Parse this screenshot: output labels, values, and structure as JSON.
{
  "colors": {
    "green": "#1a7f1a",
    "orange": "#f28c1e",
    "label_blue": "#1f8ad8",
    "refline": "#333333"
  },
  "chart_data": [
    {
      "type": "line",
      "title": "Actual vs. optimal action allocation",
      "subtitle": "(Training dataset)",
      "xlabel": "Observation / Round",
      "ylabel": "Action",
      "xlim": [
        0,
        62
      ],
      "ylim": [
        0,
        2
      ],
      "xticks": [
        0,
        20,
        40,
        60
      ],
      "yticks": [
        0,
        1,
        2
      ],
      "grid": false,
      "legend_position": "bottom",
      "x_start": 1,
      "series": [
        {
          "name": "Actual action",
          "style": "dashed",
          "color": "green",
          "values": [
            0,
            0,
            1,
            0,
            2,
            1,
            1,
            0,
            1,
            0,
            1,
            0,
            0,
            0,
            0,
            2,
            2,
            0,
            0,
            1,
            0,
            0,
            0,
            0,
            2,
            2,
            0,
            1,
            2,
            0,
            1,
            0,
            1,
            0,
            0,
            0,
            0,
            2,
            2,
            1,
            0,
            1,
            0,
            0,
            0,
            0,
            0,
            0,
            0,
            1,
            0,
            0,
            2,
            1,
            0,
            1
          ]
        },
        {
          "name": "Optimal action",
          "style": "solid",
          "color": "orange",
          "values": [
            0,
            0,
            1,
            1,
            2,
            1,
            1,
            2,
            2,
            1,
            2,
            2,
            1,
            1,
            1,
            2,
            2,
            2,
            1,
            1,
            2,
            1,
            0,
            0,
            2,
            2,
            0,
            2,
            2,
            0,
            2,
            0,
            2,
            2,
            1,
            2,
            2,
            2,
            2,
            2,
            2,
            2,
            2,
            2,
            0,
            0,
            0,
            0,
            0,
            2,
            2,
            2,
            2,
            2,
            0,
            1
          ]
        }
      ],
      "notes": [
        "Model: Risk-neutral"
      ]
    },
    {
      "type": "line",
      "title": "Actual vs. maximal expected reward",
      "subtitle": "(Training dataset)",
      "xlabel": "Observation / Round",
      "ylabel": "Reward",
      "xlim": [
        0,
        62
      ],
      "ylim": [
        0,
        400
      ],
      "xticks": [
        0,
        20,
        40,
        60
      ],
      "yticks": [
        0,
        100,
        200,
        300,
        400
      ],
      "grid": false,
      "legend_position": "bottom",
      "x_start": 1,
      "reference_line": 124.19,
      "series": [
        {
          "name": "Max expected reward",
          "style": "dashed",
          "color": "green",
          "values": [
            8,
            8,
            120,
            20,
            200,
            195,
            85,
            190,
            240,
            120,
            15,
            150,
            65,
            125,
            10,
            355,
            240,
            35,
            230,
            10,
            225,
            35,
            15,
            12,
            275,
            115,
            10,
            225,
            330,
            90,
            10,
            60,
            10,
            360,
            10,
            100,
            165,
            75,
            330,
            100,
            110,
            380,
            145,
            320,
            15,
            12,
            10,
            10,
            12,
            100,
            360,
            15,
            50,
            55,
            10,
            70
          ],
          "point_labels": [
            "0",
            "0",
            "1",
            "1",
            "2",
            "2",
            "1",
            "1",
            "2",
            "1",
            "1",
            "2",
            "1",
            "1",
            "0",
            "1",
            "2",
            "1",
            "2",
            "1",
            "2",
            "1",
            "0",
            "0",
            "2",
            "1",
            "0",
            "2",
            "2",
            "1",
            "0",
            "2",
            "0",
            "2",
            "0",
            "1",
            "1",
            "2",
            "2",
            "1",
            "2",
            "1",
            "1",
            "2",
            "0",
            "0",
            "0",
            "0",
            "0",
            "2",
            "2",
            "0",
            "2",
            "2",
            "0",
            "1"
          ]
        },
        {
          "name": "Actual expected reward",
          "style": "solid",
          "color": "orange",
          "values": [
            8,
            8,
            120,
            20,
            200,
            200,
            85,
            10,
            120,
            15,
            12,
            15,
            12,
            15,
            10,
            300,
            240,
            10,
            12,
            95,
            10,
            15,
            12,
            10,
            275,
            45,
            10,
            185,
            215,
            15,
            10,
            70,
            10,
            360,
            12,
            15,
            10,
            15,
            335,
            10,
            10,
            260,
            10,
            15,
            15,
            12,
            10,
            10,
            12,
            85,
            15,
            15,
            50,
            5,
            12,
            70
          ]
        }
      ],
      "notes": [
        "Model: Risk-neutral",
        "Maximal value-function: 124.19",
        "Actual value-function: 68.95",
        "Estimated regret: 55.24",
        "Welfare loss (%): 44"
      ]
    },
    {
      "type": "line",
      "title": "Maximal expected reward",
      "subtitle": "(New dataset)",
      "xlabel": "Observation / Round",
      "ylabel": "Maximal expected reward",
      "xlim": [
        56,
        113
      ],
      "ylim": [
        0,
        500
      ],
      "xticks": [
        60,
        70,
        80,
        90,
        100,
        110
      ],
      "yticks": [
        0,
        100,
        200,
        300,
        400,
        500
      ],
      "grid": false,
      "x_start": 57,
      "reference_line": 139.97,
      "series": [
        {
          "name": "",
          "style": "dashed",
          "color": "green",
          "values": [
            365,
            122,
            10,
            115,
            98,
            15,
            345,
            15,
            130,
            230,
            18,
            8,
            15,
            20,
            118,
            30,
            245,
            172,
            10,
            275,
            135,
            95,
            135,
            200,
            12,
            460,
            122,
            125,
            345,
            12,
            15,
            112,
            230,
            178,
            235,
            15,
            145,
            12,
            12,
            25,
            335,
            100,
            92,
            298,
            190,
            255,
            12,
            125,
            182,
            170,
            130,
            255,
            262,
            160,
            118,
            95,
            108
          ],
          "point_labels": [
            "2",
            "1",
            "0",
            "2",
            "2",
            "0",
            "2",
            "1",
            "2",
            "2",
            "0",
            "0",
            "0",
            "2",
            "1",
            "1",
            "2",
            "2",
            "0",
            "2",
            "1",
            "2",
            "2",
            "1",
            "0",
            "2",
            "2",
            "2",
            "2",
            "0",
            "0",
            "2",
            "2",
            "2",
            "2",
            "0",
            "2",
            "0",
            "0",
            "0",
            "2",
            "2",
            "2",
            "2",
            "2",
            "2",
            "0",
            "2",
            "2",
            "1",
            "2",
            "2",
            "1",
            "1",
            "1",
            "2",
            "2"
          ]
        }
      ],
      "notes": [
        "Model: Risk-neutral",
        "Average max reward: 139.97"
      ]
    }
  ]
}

*****

_Goal of the exercise_
Show each line in the entries that holds the string "ylabel".

_Expected answer_
      "ylabel": "Action",
      "ylabel": "Reward",
      "ylabel": "Maximal expected reward",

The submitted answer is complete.